Request: Return, exactly, the line that contains "Enumerate this chart's" together with all lines after it to the end of the entries, and no further lines.

Given data:
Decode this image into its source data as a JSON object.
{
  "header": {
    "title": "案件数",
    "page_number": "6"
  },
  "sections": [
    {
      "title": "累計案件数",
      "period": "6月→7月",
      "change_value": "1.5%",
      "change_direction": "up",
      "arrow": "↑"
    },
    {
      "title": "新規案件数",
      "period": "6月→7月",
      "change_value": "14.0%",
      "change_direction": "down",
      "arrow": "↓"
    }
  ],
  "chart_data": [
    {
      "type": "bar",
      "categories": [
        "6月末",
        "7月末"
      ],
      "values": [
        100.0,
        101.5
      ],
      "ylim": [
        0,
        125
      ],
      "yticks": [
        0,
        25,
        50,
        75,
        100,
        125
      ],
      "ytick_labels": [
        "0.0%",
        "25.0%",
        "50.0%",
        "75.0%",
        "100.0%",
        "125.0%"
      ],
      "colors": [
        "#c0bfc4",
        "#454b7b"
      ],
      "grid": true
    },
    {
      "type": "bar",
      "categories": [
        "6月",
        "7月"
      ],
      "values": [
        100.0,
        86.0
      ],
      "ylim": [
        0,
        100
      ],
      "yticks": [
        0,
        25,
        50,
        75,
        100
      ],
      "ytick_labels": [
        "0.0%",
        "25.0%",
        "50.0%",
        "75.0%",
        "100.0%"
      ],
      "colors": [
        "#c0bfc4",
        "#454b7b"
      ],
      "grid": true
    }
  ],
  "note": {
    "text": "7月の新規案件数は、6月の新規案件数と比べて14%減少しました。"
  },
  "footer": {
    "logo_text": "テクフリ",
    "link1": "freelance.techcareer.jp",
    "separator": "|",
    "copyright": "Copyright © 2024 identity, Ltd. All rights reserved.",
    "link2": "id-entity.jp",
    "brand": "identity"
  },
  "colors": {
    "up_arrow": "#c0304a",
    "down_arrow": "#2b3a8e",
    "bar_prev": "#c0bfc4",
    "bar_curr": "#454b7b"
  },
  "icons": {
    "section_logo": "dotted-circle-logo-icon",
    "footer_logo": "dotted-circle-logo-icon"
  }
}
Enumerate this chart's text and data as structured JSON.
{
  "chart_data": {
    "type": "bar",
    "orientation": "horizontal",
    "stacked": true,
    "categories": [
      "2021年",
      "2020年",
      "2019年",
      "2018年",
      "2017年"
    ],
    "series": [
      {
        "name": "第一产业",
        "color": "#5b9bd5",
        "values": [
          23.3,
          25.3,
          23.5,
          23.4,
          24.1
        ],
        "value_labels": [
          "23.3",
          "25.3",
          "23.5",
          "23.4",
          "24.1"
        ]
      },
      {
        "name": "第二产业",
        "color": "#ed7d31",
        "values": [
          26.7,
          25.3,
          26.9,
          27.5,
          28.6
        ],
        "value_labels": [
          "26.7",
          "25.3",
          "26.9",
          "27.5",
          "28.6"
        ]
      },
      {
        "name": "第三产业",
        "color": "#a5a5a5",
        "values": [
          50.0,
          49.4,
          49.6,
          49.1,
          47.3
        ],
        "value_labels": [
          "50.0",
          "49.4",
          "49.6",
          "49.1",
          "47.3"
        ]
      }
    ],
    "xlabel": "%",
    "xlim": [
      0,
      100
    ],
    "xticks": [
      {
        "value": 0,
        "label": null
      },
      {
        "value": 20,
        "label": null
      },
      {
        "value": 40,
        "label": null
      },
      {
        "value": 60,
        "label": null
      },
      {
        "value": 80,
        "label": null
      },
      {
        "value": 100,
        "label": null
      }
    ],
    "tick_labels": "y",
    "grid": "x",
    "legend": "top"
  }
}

Answer in full:
Enumerate this chart's text and data as structured JSON.
{
  "chart_data": {
    "type": "bar",
    "orientation": "horizontal",
    "stacked": true,
    "categories": [
      "2021年",
      "2020年",
      "2019年",
      "2018年",
      "2017年"
    ],
    "series": [
      {
        "name": "第一产业",
        "color": "#5b9bd5",
        "values": [
          23.3,
          25.3,
          23.5,
          23.4,
          24.1
        ],
        "value_labels": [
          "23.3",
          "25.3",
          "23.5",
          "23.4",
          "24.1"
        ]
      },
      {
        "name": "第二产业",
        "color": "#ed7d31",
        "values": [
          26.7,
          25.3,
          26.9,
          27.5,
          28.6
        ],
        "value_labels": [
          "26.7",
          "25.3",
          "26.9",
          "27.5",
          "28.6"
        ]
      },
      {
        "name": "第三产业",
        "color": "#a5a5a5",
        "values": [
          50.0,
          49.4,
          49.6,
          49.1,
          47.3
        ],
        "value_labels": [
          "50.0",
          "49.4",
          "49.6",
          "49.1",
          "47.3"
        ]
      }
    ],
    "xlabel": "%",
    "xlim": [
      0,
      100
    ],
    "xticks": [
      {
        "value": 0,
        "label": null
      },
      {
        "value": 20,
        "label": null
      },
      {
        "value": 40,
        "label": null
      },
      {
        "value": 60,
        "label": null
      },
      {
        "value": 80,
        "label": null
      },
      {
        "value": 100,
        "label": null
      }
    ],
    "tick_labels": "y",
    "grid": "x",
    "legend": "top"
  }
}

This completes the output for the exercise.